Extrait de page
------------------------------------
Le PAP pour 2014 précise en outre qu'« une restriction du champ de l'aide juridictionnelle, résultant de la déjudiciarisation de certains contentieux ou eu égard au montant et à l'intérêt du litige, est également envisageable ».

Les hypothèses du Gouvernement se fondent dès lors pour 2014 sur une prévision de baisse des admissions à l'AJ de 2,3 % (pour 889 000 admissions au total). Cette baisse peut être mise en perspective de la prévision pour 2013 (- 0,7 %) et de la tendance sur moyenne période (+ 1 %).

En conclusion sur cette question du financement de l'AJ , votre rapporteur spécial souligne que différentes pistes peuvent être envisagées en dehors de la contribution pour l'aide juridique. Il rappelle les travaux menés par votre rapporteur spécial alors Roland du Luart et présentés dans son rapport d'information n° 23 (2007-2008), « L'aide juridictionnelle : réformer un système à bout de souffle ».
------------------------------------
Poursuivez l'extrait sur le financement de l'aide juridictionnelle à partir de sa dernière phrase.

Entrées
------------------------------------
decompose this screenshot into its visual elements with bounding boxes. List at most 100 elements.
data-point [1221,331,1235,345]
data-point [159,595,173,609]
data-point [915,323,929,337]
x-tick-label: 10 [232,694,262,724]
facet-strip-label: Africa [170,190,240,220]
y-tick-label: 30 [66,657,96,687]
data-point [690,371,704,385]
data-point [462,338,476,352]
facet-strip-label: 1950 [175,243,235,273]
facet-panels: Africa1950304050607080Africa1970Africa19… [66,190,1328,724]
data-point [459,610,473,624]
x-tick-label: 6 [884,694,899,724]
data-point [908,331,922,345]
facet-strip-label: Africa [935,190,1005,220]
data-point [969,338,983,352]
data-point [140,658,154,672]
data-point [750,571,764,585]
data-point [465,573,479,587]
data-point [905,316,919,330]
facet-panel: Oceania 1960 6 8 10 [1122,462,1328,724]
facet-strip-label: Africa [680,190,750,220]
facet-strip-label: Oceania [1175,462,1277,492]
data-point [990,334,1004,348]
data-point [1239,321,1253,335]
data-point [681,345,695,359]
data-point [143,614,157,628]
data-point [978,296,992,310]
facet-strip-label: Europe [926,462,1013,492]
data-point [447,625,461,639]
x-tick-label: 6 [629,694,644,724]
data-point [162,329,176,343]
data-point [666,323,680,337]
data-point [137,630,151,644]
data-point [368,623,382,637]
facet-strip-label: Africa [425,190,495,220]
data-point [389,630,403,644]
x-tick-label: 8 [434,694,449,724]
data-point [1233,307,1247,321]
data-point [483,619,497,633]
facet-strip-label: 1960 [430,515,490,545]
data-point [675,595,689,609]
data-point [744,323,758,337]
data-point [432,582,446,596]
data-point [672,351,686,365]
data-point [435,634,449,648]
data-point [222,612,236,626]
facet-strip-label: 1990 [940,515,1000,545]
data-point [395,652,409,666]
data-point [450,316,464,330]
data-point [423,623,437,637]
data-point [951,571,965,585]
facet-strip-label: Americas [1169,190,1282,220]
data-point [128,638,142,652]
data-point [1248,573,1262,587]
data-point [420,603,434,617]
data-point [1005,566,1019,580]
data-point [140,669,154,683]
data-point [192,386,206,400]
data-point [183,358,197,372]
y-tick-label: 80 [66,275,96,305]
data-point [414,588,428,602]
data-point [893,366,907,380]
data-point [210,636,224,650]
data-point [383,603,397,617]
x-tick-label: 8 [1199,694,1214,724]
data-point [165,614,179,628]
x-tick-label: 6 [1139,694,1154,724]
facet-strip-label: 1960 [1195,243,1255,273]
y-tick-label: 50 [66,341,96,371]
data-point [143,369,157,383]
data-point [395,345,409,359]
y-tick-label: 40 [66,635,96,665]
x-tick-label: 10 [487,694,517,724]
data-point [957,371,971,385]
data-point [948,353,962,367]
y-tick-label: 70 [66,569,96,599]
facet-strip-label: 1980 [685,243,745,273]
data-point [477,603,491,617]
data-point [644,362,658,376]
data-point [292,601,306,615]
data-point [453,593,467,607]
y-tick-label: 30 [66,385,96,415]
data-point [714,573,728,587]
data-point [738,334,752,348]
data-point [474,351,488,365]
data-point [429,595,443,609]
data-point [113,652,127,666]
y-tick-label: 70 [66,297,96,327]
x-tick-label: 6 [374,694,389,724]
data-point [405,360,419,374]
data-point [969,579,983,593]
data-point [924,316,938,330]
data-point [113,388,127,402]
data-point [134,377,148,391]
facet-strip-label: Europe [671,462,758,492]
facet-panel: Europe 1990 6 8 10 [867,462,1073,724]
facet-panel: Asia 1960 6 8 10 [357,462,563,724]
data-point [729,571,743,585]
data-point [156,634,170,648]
------------------------------------
Corrigé
2. Les autres actions du programme

Les crédits de paiement de l'action n° 2 « Développement de l'accès au droit et du réseau judiciaire de proximité » se stabilisent à 5,3 millions d'euros (montant identique à celui prévu pour 2013). Cette stabilité traduit la pérennité d'une politique cherchant à améliorer le service rendu en matière d'accès au droit. Les crédits demandés permettront d'achever la couverture du territoire en CDAD 65 ( * ) et de maintenir le rythme d'ouverture de nouvelles MJD.

Les crédits en direction de l'action n° 3 « Aide aux victimes » enregistrent une légère augmentation : 0,9 million d'euros supplémentaires, pour une dotation totale de 13,7 millions d'euros. Significative en valeur relative (+ 7 %), cette augmentation témoigne des efforts du ministère de la justice en faveur de la modernisation et du renforcement des dispositifs d'aide aux victimes, avec un accent particulier sur la création de nouveaux bureaux d'aide aux victimes pour les généraliser à l'ensemble des TGI et des TI.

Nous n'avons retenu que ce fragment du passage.